● Texto em estudo
----------------

A solução jurídica adotada foi a adoção da teoria da quebra objetiva do negócio, como desdobramento histórico da velha cláusula rebus. Ninguém havia locado varandas para utilizar a varanda como espaço de lazer. A locação tinha um único objetivo: a visão privilegiada do cortejo real. Isso porque, normalmente, para se ver um cortejo real, o volume de pessoas e a aglomeração é tão grande que praticamente nada se vê.
Mudou a base objetiva porque mudaram as circunstâncias. A locação tinha por base a passagem do cortejo real. Sem a passagem do cortejo, frustrou-se o fim contratual, e o contrato é considerado extinto, resolvido, sem o dever de se pagar o aluguel.
2. Quebra da base objetiva e o divórcio
No caso em questão, temos um testamento em que o testador nomeia como herdeira “sua esposa”, “sua mulher”, Maria. Contudo, após o testamento ocorreu o divórcio, e o testamento não foi alterado, manteve-se inalterado. A pergunta que se faz é se há ineficácia do testamento em razão do divórcio. Haveria caducidade em decorrência do divórcio superveniente?
Cabe a interpretação da vontade do morto para a solução da questão. Deixar bens “para minha esposa, minha mulher” significa que a vontade do testador não era de beneficiar Maria, mas sua mulher, com quem dividia a comunhão de vida, com quem tinha convivência more uxorio, baseada no vínculo de afeto. A vontade perde seu substrato fático, há uma mudança das condições objetivas do testamento. Entre a formação e a eficácia do testamento mudaram as bases objetivas, as circunstâncias. Logo, o testamento perdeu seus efeitos. É clara situação de caducidade.
Situação distinta se verifica se o testamento já é feito após o divórcio ou separação de fato do casal. Nessas hipóteses, a vontade do testador é clara: ele quer beneficiar Maria, e não sua mulher. Assim, o testamento permanece eficaz.

----------------

● Dados para análise
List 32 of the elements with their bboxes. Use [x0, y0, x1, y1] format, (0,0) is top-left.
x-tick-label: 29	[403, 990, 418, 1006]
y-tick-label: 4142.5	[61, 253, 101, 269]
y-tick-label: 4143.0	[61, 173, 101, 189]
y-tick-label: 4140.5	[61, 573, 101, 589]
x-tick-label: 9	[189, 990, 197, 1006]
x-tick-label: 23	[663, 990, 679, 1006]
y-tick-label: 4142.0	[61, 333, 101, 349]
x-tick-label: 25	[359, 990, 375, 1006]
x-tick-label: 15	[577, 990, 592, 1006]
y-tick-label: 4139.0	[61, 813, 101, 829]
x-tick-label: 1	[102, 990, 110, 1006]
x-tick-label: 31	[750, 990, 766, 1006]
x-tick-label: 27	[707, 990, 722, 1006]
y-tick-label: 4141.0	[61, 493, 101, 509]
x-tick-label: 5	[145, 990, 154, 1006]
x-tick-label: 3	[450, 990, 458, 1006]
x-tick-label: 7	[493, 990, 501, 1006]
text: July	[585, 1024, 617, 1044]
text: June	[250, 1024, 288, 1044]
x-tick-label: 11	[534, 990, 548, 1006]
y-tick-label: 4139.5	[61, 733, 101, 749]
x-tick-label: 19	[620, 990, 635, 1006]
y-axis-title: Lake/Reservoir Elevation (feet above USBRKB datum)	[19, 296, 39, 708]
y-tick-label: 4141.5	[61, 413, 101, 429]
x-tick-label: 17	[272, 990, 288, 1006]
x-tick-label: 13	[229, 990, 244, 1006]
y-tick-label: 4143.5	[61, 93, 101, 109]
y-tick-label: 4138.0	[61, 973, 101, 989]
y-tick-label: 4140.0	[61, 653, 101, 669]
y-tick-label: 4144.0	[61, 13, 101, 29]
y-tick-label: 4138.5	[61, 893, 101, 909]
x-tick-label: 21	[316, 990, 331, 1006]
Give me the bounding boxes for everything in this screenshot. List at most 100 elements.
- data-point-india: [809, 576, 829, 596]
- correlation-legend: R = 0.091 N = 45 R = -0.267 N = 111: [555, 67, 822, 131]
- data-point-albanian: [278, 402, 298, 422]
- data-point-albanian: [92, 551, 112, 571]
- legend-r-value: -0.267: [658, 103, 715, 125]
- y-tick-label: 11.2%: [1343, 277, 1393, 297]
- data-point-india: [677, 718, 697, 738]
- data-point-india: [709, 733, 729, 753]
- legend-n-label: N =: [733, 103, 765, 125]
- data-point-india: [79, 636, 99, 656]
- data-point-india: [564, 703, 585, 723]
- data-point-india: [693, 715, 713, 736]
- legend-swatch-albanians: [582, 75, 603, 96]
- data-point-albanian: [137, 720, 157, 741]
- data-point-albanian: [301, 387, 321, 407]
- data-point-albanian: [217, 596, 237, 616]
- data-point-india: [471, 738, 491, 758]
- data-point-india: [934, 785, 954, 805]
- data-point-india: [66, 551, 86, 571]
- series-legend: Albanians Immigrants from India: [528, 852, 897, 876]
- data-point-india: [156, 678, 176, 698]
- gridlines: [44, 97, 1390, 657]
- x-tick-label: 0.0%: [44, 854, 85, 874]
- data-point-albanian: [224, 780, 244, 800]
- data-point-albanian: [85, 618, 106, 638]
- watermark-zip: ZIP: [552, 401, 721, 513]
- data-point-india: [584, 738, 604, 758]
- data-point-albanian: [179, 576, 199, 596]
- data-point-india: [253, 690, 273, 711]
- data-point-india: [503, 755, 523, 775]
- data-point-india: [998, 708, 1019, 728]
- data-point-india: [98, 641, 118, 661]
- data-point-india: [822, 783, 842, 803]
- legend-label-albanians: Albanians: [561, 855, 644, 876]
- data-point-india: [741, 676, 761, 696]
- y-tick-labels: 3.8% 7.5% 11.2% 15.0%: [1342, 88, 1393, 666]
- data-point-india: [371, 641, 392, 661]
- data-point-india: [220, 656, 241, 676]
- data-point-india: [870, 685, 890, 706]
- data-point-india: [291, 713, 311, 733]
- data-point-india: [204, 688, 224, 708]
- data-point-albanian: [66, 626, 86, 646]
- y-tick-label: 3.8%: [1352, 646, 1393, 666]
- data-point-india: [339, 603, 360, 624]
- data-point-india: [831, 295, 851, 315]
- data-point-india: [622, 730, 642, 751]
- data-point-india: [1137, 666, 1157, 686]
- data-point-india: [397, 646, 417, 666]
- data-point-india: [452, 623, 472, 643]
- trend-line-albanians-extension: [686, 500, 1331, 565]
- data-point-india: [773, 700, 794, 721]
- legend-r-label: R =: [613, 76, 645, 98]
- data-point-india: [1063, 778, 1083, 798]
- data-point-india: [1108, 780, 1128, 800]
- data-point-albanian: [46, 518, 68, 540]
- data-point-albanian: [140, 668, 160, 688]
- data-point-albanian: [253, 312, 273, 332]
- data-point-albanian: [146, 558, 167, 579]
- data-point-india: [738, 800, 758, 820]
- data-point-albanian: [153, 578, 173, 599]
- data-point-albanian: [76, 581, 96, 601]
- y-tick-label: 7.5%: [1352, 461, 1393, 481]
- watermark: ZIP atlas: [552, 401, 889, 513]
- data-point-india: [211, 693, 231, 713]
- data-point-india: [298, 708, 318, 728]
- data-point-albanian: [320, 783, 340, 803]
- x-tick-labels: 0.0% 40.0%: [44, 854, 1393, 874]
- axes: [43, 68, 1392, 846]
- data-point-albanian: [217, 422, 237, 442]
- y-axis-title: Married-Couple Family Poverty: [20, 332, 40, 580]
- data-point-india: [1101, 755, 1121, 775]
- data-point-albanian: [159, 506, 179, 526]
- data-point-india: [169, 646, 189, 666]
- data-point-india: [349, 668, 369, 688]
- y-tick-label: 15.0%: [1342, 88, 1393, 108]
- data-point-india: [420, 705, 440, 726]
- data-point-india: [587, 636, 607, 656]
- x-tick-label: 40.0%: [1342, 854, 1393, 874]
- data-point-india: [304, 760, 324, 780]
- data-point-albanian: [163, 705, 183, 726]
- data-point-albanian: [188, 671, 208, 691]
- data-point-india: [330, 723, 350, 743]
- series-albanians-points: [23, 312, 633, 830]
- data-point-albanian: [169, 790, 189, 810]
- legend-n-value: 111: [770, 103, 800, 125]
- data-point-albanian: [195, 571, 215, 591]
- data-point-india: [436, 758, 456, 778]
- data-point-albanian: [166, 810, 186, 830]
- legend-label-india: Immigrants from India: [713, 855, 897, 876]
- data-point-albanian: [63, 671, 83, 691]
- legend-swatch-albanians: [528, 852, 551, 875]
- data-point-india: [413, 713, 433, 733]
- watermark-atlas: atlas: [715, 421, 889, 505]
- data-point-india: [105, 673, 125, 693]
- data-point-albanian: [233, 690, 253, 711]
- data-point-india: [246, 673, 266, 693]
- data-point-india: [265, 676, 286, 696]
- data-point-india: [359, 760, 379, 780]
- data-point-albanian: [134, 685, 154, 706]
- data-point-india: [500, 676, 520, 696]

----------------

● Requisitos da tarefa
Transcreva sem alterações o trecho do texto sobre a quebra da base objetiva que vai de "Cabe a interpretação" até "situação de caducidade.". Responda com base apenas no texto em estudo.

● Resposta da tarefa
Cabe a interpretação da vontade do morto para a solução da questão. Deixar bens “para minha esposa, minha mulher” significa que a vontade do testador não era de beneficiar Maria, mas sua mulher, com quem dividia a comunhão de vida, com quem tinha convivência more uxorio, baseada no vínculo de afeto. A vontade perde seu substrato fático, há uma mudança das condições objetivas do testamento. Entre a formação e a eficácia do testamento mudaram as bases objetivas, as circunstâncias. Logo, o testamento perdeu seus efeitos. É clara situação de caducidade.